## Figure record listings:
************
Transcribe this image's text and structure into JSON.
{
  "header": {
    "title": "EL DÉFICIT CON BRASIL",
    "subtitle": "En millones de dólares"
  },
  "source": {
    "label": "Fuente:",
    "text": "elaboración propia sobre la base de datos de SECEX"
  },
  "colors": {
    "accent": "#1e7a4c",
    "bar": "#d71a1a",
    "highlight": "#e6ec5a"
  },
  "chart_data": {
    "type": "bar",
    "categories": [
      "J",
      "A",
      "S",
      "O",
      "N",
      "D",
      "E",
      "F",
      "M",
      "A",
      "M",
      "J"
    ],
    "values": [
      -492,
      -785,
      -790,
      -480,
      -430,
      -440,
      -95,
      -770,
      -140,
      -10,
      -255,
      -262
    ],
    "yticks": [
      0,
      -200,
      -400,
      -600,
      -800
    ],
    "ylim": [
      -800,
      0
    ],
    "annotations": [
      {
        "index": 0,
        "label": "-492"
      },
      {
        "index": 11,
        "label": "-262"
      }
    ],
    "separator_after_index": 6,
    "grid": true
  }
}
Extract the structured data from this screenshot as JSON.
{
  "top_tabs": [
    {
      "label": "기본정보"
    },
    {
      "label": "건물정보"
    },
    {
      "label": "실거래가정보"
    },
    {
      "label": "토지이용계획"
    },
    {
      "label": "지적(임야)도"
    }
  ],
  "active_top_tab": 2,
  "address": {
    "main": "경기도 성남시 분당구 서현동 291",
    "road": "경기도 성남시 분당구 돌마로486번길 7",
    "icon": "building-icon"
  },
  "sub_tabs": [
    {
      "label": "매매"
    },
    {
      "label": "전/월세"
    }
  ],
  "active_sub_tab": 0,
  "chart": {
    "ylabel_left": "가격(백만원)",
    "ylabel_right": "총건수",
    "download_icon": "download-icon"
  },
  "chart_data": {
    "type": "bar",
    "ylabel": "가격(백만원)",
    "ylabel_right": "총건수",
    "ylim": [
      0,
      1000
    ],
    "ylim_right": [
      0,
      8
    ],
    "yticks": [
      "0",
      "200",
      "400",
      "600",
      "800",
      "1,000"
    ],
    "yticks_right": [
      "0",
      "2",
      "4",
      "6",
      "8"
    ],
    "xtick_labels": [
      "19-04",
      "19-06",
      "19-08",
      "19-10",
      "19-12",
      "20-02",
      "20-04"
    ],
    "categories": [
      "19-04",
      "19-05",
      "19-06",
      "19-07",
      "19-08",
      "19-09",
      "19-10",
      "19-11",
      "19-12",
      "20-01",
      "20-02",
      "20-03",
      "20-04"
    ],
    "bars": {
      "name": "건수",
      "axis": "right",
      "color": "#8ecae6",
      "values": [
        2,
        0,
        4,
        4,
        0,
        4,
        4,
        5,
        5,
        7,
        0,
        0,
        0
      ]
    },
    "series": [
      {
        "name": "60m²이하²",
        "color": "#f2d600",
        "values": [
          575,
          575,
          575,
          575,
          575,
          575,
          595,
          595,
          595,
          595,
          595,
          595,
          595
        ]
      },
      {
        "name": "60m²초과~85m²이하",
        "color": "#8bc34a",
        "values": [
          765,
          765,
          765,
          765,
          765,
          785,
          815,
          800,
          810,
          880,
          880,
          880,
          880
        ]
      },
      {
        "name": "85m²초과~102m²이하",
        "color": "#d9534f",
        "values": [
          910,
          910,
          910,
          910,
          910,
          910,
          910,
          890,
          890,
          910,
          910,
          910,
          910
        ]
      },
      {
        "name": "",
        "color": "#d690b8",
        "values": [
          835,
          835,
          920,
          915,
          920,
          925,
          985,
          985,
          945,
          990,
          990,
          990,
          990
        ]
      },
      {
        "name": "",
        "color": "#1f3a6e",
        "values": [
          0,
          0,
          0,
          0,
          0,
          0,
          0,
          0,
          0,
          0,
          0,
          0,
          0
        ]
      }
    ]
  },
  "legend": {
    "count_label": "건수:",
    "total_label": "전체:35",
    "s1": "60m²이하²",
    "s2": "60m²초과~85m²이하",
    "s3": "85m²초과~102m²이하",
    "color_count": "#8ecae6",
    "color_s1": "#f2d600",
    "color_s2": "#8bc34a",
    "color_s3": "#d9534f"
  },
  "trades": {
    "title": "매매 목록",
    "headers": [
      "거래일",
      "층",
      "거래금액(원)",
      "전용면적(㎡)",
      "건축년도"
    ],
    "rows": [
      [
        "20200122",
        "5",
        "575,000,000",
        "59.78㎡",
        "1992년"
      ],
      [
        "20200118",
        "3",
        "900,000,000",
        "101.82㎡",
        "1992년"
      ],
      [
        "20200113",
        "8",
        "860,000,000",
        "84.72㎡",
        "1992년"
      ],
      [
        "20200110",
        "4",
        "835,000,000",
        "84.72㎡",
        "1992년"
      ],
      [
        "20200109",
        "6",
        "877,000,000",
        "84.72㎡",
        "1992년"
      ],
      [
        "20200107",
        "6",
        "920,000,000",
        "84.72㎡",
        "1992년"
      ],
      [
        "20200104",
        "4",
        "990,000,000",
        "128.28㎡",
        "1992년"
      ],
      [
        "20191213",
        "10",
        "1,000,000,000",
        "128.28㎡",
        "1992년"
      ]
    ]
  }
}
************
## STATED EXERCISE:
Go through the listing above and pull out each line containing the word "this".

## FINAL ANSWER:
Transcribe this image's text and structure into JSON.
Extract the structured data from this screenshot as JSON.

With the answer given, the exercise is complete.